**Recorded data:**

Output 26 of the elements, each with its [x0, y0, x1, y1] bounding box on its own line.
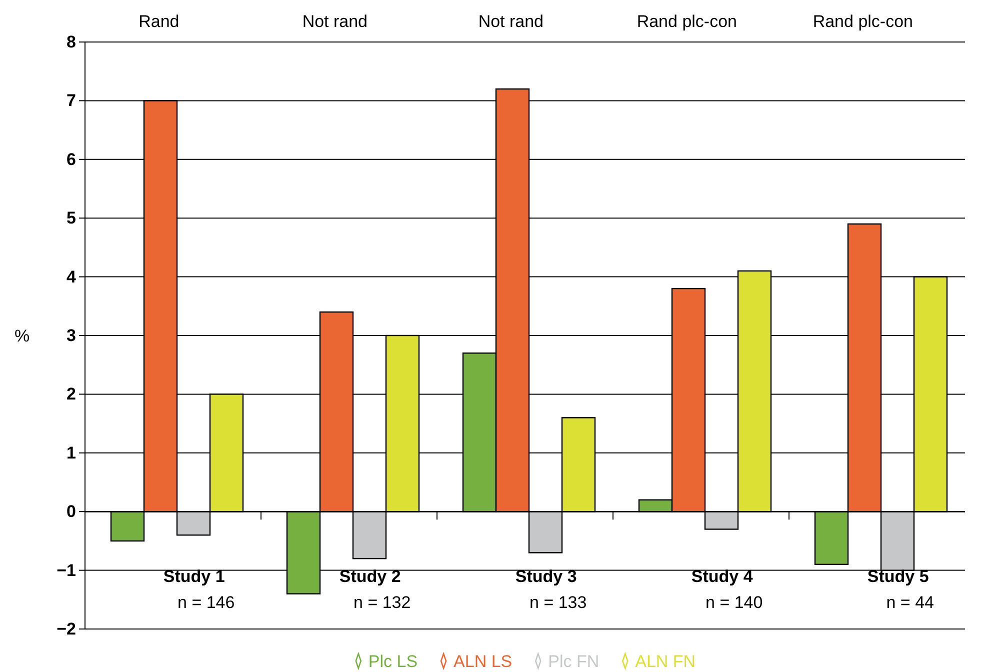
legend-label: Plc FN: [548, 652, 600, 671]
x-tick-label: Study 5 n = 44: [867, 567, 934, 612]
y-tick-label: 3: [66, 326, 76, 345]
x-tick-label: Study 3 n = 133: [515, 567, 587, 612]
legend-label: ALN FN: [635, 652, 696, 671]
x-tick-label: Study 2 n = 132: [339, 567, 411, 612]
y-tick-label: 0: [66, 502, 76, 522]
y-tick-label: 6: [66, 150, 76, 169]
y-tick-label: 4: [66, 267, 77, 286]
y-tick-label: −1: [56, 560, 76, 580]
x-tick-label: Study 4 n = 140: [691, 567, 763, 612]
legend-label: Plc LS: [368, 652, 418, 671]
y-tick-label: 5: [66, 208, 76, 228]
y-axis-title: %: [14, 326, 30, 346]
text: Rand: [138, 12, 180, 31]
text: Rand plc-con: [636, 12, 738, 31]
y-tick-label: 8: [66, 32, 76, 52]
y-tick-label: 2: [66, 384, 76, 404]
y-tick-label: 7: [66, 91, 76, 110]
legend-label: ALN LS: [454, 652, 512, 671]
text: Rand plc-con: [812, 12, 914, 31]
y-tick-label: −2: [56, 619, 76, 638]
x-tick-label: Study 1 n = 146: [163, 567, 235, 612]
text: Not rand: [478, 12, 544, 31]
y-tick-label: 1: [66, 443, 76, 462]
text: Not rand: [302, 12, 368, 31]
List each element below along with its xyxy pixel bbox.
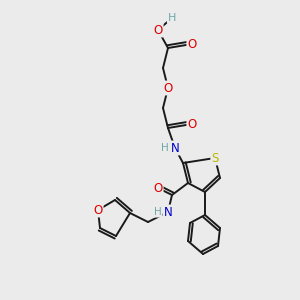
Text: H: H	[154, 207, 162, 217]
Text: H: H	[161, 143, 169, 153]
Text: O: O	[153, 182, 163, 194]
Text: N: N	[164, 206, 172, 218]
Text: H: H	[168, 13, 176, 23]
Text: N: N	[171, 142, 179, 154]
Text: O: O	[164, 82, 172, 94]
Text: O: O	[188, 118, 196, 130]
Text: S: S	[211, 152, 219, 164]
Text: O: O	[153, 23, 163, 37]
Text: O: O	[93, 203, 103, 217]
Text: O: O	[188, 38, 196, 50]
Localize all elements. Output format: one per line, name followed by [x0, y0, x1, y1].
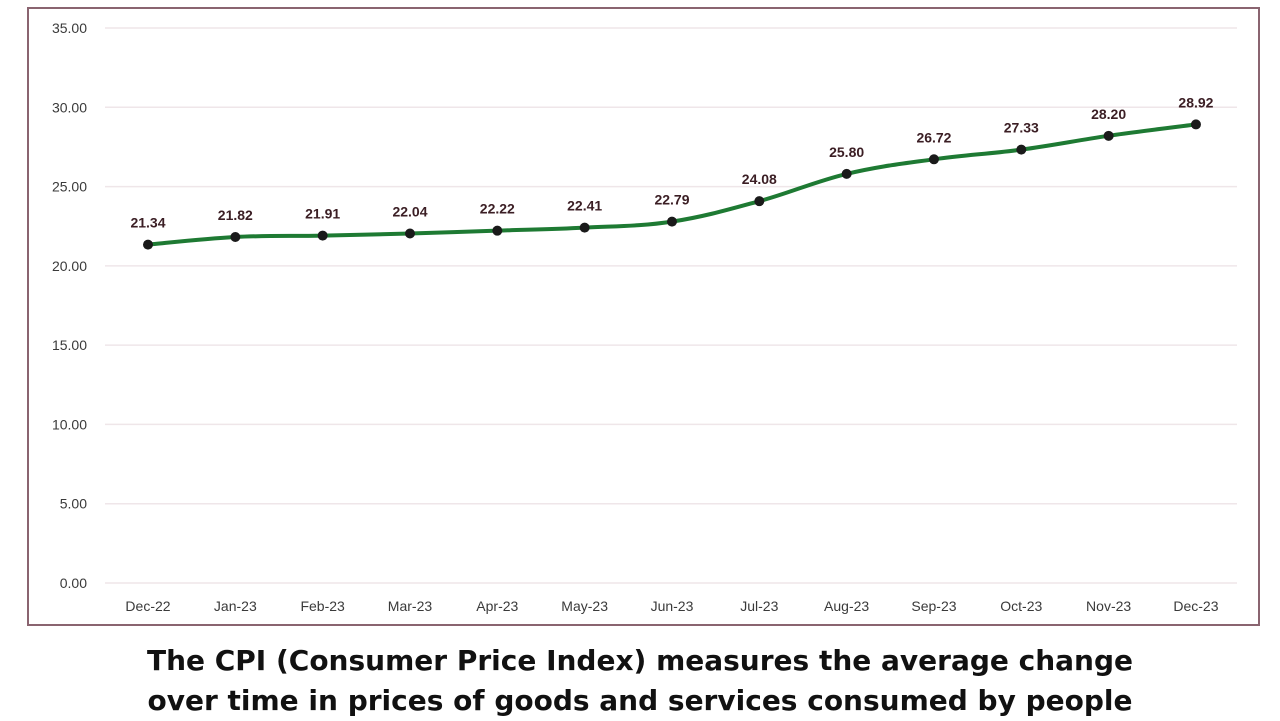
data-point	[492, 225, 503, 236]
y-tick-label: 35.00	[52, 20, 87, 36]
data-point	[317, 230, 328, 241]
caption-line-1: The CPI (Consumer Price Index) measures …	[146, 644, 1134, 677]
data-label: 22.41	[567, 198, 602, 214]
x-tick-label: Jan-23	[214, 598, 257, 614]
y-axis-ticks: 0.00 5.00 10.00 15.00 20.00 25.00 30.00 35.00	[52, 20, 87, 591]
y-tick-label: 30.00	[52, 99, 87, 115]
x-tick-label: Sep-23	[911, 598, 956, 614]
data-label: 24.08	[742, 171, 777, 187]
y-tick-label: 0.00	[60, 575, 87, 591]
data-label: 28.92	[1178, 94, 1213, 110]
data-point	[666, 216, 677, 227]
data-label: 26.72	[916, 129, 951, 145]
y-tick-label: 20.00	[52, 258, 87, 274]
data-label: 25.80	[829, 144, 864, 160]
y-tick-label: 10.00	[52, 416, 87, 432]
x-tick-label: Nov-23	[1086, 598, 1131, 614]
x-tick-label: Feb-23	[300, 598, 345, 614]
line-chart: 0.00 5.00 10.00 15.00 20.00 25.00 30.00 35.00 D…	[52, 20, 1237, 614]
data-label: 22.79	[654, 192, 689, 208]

**Given problem:** Write out every line of the items above, from the one containing "225, 503, 236]" down to the one containing "598, 257, 614]", both ends included, with no changes.

**Answer to this task:**
data-point	[492, 225, 503, 236]
y-tick-label: 35.00	[52, 20, 87, 36]
data-point	[317, 230, 328, 241]
caption-line-1: The CPI (Consumer Price Index) measures …	[146, 644, 1134, 677]
data-label: 22.41	[567, 198, 602, 214]
x-tick-label: Jan-23	[214, 598, 257, 614]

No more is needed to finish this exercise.